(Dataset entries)

= = = = =

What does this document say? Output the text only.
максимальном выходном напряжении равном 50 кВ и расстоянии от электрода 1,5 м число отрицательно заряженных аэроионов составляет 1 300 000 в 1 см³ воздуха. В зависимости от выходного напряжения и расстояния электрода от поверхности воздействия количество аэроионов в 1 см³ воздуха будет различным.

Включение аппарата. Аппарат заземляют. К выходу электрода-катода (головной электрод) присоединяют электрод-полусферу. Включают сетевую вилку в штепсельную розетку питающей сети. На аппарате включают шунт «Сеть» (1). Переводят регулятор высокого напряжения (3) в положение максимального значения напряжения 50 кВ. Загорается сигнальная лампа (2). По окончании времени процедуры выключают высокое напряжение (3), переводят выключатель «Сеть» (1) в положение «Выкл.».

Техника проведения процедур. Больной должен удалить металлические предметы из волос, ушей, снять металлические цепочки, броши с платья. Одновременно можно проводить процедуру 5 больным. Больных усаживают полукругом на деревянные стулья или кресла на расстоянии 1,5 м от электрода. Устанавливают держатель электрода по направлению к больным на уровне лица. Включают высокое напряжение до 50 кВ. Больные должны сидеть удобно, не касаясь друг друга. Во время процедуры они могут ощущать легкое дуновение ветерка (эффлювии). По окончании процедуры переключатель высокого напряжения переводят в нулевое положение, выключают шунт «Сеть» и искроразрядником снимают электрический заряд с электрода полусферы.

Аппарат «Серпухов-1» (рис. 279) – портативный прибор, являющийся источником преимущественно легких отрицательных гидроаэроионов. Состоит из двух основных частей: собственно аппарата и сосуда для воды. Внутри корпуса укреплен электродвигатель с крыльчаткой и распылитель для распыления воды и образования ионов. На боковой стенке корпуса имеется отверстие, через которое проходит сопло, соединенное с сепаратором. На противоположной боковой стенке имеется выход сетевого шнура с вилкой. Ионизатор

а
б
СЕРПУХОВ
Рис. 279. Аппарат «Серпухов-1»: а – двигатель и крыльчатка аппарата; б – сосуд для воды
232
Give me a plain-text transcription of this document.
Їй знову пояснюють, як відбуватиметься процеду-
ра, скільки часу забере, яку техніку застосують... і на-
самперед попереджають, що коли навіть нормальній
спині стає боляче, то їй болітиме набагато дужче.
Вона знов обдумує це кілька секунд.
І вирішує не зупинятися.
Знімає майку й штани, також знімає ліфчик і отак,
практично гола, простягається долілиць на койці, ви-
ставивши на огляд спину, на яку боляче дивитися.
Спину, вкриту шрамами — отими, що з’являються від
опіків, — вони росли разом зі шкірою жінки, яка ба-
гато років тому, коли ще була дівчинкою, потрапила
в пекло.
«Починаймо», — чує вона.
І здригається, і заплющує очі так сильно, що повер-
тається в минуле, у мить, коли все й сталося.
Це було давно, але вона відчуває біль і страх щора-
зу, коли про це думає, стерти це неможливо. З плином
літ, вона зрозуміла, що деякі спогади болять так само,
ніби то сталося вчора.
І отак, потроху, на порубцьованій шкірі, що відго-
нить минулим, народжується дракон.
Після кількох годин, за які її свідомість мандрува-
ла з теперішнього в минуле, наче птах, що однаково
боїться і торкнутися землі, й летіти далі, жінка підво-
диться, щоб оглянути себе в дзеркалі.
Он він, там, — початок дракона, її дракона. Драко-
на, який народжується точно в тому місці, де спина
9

= = = = =

AIM OF THE EXERCISE: Retype the material in full, character for character.

SOLUTION TO THIS PROBLEM:
What does this document say? Output the text only.
максимальном выходном напряжении равном 50 кВ и расстоянии от электрода 1,5 м число отрицательно заряженных аэроионов составляет 1 300 000 в 1 см³ воздуха. В зависимости от выходного напряжения и расстояния электрода от поверхности воздействия количество аэроионов в 1 см³ воздуха будет различным.

Включение аппарата. Аппарат заземляют. К выходу электрода-катода (головной электрод) присоединяют электрод-полусферу. Включают сетевую вилку в штепсельную розетку питающей сети. На аппарате включают шунт «Сеть» (1). Переводят регулятор высокого напряжения (3) в положение максимального значения напряжения 50 кВ. Загорается сигнальная лампа (2). По окончании времени процедуры выключают высокое напряжение (3), переводят выключатель «Сеть» (1) в положение «Выкл.».

Техника проведения процедур. Больной должен удалить металлические предметы из волос, ушей, снять металлические цепочки, броши с платья. Одновременно можно проводить процедуру 5 больным. Больных усаживают полукругом на деревянные стулья или кресла на расстоянии 1,5 м от электрода. Устанавливают держатель электрода по направлению к больным на уровне лица. Включают высокое напряжение до 50 кВ. Больные должны сидеть удобно, не касаясь друг друга. Во время процедуры они могут ощущать легкое дуновение ветерка (эффлювии). По окончании процедуры переключатель высокого напряжения переводят в нулевое положение, выключают шунт «Сеть» и искроразрядником снимают электрический заряд с электрода полусферы.

Аппарат «Серпухов-1» (рис. 279) – портативный прибор, являющийся источником преимущественно легких отрицательных гидроаэроионов. Состоит из двух основных частей: собственно аппарата и сосуда для воды. Внутри корпуса укреплен электродвигатель с крыльчаткой и распылитель для распыления воды и образования ионов. На боковой стенке корпуса имеется отверстие, через которое проходит сопло, соединенное с сепаратором. На противоположной боковой стенке имеется выход сетевого шнура с вилкой. Ионизатор

а
б
СЕРПУХОВ
Рис. 279. Аппарат «Серпухов-1»: а – двигатель и крыльчатка аппарата; б – сосуд для воды
232
Give me a plain-text transcription of this document.
Їй знову пояснюють, як відбуватиметься процеду-
ра, скільки часу забере, яку техніку застосують... і на-
самперед попереджають, що коли навіть нормальній
спині стає боляче, то їй болітиме набагато дужче.
Вона знов обдумує це кілька секунд.
І вирішує не зупинятися.
Знімає майку й штани, також знімає ліфчик і отак,
практично гола, простягається долілиць на койці, ви-
ставивши на огляд спину, на яку боляче дивитися.
Спину, вкриту шрамами — отими, що з’являються від
опіків, — вони росли разом зі шкірою жінки, яка ба-
гато років тому, коли ще була дівчинкою, потрапила
в пекло.
«Починаймо», — чує вона.
І здригається, і заплющує очі так сильно, що повер-
тається в минуле, у мить, коли все й сталося.
Це було давно, але вона відчуває біль і страх щора-
зу, коли про це думає, стерти це неможливо. З плином
літ, вона зрозуміла, що деякі спогади болять так само,
ніби то сталося вчора.
І отак, потроху, на порубцьованій шкірі, що відго-
нить минулим, народжується дракон.
Після кількох годин, за які її свідомість мандрува-
ла з теперішнього в минуле, наче птах, що однаково
боїться і торкнутися землі, й летіти далі, жінка підво-
диться, щоб оглянути себе в дзеркалі.
Он він, там, — початок дракона, її дракона. Драко-
на, який народжується точно в тому місці, де спина
9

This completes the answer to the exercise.